§ Items:
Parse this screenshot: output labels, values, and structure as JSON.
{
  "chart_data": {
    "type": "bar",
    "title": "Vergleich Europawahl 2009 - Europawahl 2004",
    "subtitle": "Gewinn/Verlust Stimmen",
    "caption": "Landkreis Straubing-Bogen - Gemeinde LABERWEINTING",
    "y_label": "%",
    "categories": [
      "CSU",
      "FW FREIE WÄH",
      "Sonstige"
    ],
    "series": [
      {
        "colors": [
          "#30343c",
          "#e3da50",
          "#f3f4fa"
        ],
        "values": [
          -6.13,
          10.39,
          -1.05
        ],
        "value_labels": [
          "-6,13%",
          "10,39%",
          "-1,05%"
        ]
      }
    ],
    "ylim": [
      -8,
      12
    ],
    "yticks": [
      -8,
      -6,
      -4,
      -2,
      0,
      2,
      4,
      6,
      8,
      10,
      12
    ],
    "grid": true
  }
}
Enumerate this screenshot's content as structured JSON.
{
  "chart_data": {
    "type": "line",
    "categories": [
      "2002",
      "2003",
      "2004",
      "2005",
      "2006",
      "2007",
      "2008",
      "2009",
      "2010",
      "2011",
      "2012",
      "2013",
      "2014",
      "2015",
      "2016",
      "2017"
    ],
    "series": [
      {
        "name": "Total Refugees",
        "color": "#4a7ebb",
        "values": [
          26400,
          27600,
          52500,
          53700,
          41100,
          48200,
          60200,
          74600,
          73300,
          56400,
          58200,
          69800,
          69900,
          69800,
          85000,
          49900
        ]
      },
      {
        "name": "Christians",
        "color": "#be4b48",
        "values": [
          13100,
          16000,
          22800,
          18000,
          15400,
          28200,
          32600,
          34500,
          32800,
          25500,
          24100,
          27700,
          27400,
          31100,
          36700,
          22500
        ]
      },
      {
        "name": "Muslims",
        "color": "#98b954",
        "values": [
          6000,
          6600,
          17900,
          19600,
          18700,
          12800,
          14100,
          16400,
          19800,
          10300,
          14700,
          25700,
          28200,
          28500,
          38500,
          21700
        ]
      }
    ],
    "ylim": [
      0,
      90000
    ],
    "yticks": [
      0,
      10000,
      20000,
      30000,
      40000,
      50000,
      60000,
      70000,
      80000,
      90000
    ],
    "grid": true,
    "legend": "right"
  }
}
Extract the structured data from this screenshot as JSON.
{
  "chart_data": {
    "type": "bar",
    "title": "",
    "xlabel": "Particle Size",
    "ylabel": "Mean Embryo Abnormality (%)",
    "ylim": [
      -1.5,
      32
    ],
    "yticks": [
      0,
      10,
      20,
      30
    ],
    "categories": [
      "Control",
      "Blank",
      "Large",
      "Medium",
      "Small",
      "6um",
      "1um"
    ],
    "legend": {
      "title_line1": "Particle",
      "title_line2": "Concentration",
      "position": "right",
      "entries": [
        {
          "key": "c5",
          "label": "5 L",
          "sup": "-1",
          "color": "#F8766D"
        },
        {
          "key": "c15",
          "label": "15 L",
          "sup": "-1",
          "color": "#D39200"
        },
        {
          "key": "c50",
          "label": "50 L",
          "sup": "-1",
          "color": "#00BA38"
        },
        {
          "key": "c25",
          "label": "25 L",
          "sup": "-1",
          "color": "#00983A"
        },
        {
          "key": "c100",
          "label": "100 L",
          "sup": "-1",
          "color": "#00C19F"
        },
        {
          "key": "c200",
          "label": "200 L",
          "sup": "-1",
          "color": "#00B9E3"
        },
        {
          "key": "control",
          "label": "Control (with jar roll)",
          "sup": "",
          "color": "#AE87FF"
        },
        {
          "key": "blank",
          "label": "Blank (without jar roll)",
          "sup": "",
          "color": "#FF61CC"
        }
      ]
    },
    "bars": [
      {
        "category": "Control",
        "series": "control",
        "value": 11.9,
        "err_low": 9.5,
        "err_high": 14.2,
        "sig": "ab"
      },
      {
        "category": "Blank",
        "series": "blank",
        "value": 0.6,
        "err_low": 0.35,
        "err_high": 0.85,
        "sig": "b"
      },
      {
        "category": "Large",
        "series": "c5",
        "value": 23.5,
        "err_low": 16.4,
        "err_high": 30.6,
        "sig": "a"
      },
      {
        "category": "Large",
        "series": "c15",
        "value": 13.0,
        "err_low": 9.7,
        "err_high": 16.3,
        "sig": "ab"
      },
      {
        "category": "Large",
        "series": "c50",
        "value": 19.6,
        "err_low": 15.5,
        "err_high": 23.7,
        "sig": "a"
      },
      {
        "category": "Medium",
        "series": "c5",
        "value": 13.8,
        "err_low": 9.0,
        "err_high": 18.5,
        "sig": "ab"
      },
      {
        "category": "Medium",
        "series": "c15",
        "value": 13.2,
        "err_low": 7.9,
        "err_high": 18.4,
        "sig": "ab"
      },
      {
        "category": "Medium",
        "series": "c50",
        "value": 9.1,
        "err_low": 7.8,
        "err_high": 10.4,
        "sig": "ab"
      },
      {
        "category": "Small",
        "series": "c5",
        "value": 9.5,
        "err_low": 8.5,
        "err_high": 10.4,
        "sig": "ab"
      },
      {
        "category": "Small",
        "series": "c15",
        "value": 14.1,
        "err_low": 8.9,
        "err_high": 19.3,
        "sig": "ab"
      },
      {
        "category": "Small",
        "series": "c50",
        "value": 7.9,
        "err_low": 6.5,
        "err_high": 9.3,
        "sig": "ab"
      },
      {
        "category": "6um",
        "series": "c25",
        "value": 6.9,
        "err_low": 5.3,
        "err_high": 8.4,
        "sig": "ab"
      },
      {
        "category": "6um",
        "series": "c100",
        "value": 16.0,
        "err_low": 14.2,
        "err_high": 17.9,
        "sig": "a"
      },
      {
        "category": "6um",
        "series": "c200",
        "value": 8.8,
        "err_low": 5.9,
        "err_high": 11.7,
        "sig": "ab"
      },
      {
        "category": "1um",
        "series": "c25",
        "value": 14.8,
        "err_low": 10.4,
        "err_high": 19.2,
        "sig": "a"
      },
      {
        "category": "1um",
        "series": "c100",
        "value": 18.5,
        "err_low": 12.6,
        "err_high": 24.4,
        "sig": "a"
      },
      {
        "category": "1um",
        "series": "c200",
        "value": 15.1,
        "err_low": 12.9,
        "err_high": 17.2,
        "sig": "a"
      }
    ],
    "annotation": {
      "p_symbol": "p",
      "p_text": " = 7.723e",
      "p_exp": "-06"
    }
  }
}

§ Exercise brief:
Repeat all of the records above exactly as written.

§ Response to this task:
Parse this screenshot: output labels, values, and structure as JSON.
{
  "chart_data": {
    "type": "bar",
    "title": "Vergleich Europawahl 2009 - Europawahl 2004",
    "subtitle": "Gewinn/Verlust Stimmen",
    "caption": "Landkreis Straubing-Bogen - Gemeinde LABERWEINTING",
    "y_label": "%",
    "categories": [
      "CSU",
      "FW FREIE WÄH",
      "Sonstige"
    ],
    "series": [
      {
        "colors": [
          "#30343c",
          "#e3da50",
          "#f3f4fa"
        ],
        "values": [
          -6.13,
          10.39,
          -1.05
        ],
        "value_labels": [
          "-6,13%",
          "10,39%",
          "-1,05%"
        ]
      }
    ],
    "ylim": [
      -8,
      12
    ],
    "yticks": [
      -8,
      -6,
      -4,
      -2,
      0,
      2,
      4,
      6,
      8,
      10,
      12
    ],
    "grid": true
  }
}
Enumerate this screenshot's content as structured JSON.
{
  "chart_data": {
    "type": "line",
    "categories": [
      "2002",
      "2003",
      "2004",
      "2005",
      "2006",
      "2007",
      "2008",
      "2009",
      "2010",
      "2011",
      "2012",
      "2013",
      "2014",
      "2015",
      "2016",
      "2017"
    ],
    "series": [
      {
        "name": "Total Refugees",
        "color": "#4a7ebb",
        "values": [
          26400,
          27600,
          52500,
          53700,
          41100,
          48200,
          60200,
          74600,
          73300,
          56400,
          58200,
          69800,
          69900,
          69800,
          85000,
          49900
        ]
      },
      {
        "name": "Christians",
        "color": "#be4b48",
        "values": [
          13100,
          16000,
          22800,
          18000,
          15400,
          28200,
          32600,
          34500,
          32800,
          25500,
          24100,
          27700,
          27400,
          31100,
          36700,
          22500
        ]
      },
      {
        "name": "Muslims",
        "color": "#98b954",
        "values": [
          6000,
          6600,
          17900,
          19600,
          18700,
          12800,
          14100,
          16400,
          19800,
          10300,
          14700,
          25700,
          28200,
          28500,
          38500,
          21700
        ]
      }
    ],
    "ylim": [
      0,
      90000
    ],
    "yticks": [
      0,
      10000,
      20000,
      30000,
      40000,
      50000,
      60000,
      70000,
      80000,
      90000
    ],
    "grid": true,
    "legend": "right"
  }
}
Extract the structured data from this screenshot as JSON.
{
  "chart_data": {
    "type": "bar",
    "title": "",
    "xlabel": "Particle Size",
    "ylabel": "Mean Embryo Abnormality (%)",
    "ylim": [
      -1.5,
      32
    ],
    "yticks": [
      0,
      10,
      20,
      30
    ],
    "categories": [
      "Control",
      "Blank",
      "Large",
      "Medium",
      "Small",
      "6um",
      "1um"
    ],
    "legend": {
      "title_line1": "Particle",
      "title_line2": "Concentration",
      "position": "right",
      "entries": [
        {
          "key": "c5",
          "label": "5 L",
          "sup": "-1",
          "color": "#F8766D"
        },
        {
          "key": "c15",
          "label": "15 L",
          "sup": "-1",
          "color": "#D39200"
        },
        {
          "key": "c50",
          "label": "50 L",
          "sup": "-1",
          "color": "#00BA38"
        },
        {
          "key": "c25",
          "label": "25 L",
          "sup": "-1",
          "color": "#00983A"
        },
        {
          "key": "c100",
          "label": "100 L",
          "sup": "-1",
          "color": "#00C19F"
        },
        {
          "key": "c200",
          "label": "200 L",
          "sup": "-1",
          "color": "#00B9E3"
        },
        {
          "key": "control",
          "label": "Control (with jar roll)",
          "sup": "",
          "color": "#AE87FF"
        },
        {
          "key": "blank",
          "label": "Blank (without jar roll)",
          "sup": "",
          "color": "#FF61CC"
        }
      ]
    },
    "bars": [
      {
        "category": "Control",
        "series": "control",
        "value": 11.9,
        "err_low": 9.5,
        "err_high": 14.2,
        "sig": "ab"
      },
      {
        "category": "Blank",
        "series": "blank",
        "value": 0.6,
        "err_low": 0.35,
        "err_high": 0.85,
        "sig": "b"
      },
      {
        "category": "Large",
        "series": "c5",
        "value": 23.5,
        "err_low": 16.4,
        "err_high": 30.6,
        "sig": "a"
      },
      {
        "category": "Large",
        "series": "c15",
        "value": 13.0,
        "err_low": 9.7,
        "err_high": 16.3,
        "sig": "ab"
      },
      {
        "category": "Large",
        "series": "c50",
        "value": 19.6,
        "err_low": 15.5,
        "err_high": 23.7,
        "sig": "a"
      },
      {
        "category": "Medium",
        "series": "c5",
        "value": 13.8,
        "err_low": 9.0,
        "err_high": 18.5,
        "sig": "ab"
      },
      {
        "category": "Medium",
        "series": "c15",
        "value": 13.2,
        "err_low": 7.9,
        "err_high": 18.4,
        "sig": "ab"
      },
      {
        "category": "Medium",
        "series": "c50",
        "value": 9.1,
        "err_low": 7.8,
        "err_high": 10.4,
        "sig": "ab"
      },
      {
        "category": "Small",
        "series": "c5",
        "value": 9.5,
        "err_low": 8.5,
        "err_high": 10.4,
        "sig": "ab"
      },
      {
        "category": "Small",
        "series": "c15",
        "value": 14.1,
        "err_low": 8.9,
        "err_high": 19.3,
        "sig": "ab"
      },
      {
        "category": "Small",
        "series": "c50",
        "value": 7.9,
        "err_low": 6.5,
        "err_high": 9.3,
        "sig": "ab"
      },
      {
        "category": "6um",
        "series": "c25",
        "value": 6.9,
        "err_low": 5.3,
        "err_high": 8.4,
        "sig": "ab"
      },
      {
        "category": "6um",
        "series": "c100",
        "value": 16.0,
        "err_low": 14.2,
        "err_high": 17.9,
        "sig": "a"
      },
      {
        "category": "6um",
        "series": "c200",
        "value": 8.8,
        "err_low": 5.9,
        "err_high": 11.7,
        "sig": "ab"
      },
      {
        "category": "1um",
        "series": "c25",
        "value": 14.8,
        "err_low": 10.4,
        "err_high": 19.2,
        "sig": "a"
      },
      {
        "category": "1um",
        "series": "c100",
        "value": 18.5,
        "err_low": 12.6,
        "err_high": 24.4,
        "sig": "a"
      },
      {
        "category": "1um",
        "series": "c200",
        "value": 15.1,
        "err_low": 12.9,
        "err_high": 17.2,
        "sig": "a"
      }
    ],
    "annotation": {
      "p_symbol": "p",
      "p_text": " = 7.723e",
      "p_exp": "-06"
    }
  }
}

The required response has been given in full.